Below are records; repeat them all exactly.

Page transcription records
•••
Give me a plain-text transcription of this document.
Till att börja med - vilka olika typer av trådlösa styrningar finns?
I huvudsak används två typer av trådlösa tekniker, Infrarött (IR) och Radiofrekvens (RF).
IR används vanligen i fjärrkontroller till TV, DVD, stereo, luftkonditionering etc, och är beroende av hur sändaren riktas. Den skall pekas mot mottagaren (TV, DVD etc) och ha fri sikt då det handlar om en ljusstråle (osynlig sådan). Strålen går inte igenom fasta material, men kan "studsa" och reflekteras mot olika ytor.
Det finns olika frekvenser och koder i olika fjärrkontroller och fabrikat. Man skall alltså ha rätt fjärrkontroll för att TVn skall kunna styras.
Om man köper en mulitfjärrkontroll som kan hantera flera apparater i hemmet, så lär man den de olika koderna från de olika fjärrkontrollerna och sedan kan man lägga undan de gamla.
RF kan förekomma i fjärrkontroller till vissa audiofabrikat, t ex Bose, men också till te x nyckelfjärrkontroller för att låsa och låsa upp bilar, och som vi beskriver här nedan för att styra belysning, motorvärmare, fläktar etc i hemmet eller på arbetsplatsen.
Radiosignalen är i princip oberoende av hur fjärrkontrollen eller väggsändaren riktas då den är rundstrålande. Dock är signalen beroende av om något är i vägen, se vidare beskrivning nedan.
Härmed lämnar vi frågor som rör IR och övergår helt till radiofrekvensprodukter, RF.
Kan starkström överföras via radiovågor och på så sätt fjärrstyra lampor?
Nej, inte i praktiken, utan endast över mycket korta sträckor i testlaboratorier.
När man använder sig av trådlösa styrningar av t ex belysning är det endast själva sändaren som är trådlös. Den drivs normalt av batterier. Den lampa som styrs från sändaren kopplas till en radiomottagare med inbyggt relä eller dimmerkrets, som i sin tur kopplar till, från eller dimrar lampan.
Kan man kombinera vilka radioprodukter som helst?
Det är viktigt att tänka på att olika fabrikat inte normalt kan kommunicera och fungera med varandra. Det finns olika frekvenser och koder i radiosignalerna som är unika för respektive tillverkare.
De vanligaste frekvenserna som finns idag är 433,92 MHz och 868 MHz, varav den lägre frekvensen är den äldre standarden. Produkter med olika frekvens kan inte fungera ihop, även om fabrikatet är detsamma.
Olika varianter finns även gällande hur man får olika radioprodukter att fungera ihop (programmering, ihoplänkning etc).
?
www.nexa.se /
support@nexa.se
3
•••
TASK OUTPUT:
Give me a plain-text transcription of this document.
Till att börja med - vilka olika typer av trådlösa styrningar finns?
I huvudsak används två typer av trådlösa tekniker, Infrarött (IR) och Radiofrekvens (RF).
IR används vanligen i fjärrkontroller till TV, DVD, stereo, luftkonditionering etc, och är beroende av hur sändaren riktas. Den skall pekas mot mottagaren (TV, DVD etc) och ha fri sikt då det handlar om en ljusstråle (osynlig sådan). Strålen går inte igenom fasta material, men kan "studsa" och reflekteras mot olika ytor.
Det finns olika frekvenser och koder i olika fjärrkontroller och fabrikat. Man skall alltså ha rätt fjärrkontroll för att TVn skall kunna styras.
Om man köper en mulitfjärrkontroll som kan hantera flera apparater i hemmet, så lär man den de olika koderna från de olika fjärrkontrollerna och sedan kan man lägga undan de gamla.
RF kan förekomma i fjärrkontroller till vissa audiofabrikat, t ex Bose, men också till te x nyckelfjärrkontroller för att låsa och låsa upp bilar, och som vi beskriver här nedan för att styra belysning, motorvärmare, fläktar etc i hemmet eller på arbetsplatsen.
Radiosignalen är i princip oberoende av hur fjärrkontrollen eller väggsändaren riktas då den är rundstrålande. Dock är signalen beroende av om något är i vägen, se vidare beskrivning nedan.
Härmed lämnar vi frågor som rör IR och övergår helt till radiofrekvensprodukter, RF.
Kan starkström överföras via radiovågor och på så sätt fjärrstyra lampor?
Nej, inte i praktiken, utan endast över mycket korta sträckor i testlaboratorier.
När man använder sig av trådlösa styrningar av t ex belysning är det endast själva sändaren som är trådlös. Den drivs normalt av batterier. Den lampa som styrs från sändaren kopplas till en radiomottagare med inbyggt relä eller dimmerkrets, som i sin tur kopplar till, från eller dimrar lampan.
Kan man kombinera vilka radioprodukter som helst?
Det är viktigt att tänka på att olika fabrikat inte normalt kan kommunicera och fungera med varandra. Det finns olika frekvenser och koder i radiosignalerna som är unika för respektive tillverkare.
De vanligaste frekvenserna som finns idag är 433,92 MHz och 868 MHz, varav den lägre frekvensen är den äldre standarden. Produkter med olika frekvens kan inte fungera ihop, även om fabrikatet är detsamma.
Olika varianter finns även gällande hur man får olika radioprodukter att fungera ihop (programmering, ihoplänkning etc).
?
www.nexa.se /
support@nexa.se
3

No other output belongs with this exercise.